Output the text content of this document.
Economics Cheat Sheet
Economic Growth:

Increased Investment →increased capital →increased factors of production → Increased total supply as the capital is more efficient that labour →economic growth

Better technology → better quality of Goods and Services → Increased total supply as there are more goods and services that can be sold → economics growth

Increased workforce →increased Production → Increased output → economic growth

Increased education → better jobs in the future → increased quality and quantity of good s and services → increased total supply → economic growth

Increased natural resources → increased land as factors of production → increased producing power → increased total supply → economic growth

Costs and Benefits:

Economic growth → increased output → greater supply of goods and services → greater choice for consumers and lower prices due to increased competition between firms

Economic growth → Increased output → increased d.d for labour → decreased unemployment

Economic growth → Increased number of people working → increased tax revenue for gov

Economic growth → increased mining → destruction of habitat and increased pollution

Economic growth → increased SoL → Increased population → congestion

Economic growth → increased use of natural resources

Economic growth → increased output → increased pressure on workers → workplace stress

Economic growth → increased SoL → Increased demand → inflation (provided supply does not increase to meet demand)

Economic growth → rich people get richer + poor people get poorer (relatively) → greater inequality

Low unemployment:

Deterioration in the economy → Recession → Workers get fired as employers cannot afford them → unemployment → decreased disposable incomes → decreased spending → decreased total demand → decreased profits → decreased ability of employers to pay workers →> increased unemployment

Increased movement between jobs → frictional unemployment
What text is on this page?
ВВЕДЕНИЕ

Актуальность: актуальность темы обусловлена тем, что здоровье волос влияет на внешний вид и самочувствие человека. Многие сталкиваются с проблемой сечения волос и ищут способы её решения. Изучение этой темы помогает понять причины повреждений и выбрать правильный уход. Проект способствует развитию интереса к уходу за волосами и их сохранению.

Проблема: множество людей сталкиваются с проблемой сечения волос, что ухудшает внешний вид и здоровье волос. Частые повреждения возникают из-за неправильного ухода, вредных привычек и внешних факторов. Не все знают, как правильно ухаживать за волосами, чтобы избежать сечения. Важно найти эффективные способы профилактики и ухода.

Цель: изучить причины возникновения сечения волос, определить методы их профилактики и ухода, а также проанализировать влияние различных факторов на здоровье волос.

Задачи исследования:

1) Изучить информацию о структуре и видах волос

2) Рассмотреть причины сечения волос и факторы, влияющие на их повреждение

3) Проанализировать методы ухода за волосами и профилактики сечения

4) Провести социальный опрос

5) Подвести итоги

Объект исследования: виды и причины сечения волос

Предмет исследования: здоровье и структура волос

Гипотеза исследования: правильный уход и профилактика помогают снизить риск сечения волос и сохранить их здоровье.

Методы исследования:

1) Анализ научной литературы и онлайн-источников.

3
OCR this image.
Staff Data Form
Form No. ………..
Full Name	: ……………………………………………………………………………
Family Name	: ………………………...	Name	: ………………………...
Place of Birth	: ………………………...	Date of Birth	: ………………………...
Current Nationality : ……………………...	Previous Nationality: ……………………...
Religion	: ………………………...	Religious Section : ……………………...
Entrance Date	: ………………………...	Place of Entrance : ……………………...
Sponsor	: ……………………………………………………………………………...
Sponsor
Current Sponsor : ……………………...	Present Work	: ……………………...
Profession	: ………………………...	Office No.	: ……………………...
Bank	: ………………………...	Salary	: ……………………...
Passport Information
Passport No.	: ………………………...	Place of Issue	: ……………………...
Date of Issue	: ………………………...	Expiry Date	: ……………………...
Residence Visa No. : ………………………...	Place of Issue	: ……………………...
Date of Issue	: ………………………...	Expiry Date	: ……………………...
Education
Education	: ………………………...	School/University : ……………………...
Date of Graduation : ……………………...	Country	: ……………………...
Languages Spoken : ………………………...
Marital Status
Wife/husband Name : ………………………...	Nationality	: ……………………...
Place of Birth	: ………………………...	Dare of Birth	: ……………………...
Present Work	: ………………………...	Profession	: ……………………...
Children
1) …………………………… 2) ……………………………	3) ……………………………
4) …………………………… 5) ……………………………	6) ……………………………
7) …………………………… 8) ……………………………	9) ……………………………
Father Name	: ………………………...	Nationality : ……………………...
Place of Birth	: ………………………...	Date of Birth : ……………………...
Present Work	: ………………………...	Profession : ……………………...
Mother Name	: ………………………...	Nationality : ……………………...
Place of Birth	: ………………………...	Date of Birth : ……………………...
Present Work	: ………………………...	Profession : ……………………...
________________________
All lines of the data above that include the word "Current" must be shown.

### RESULT
Current Nationality : ……………………...	Previous Nationality: ……………………...
Current Sponsor : ……………………...	Present Work	: ……………………...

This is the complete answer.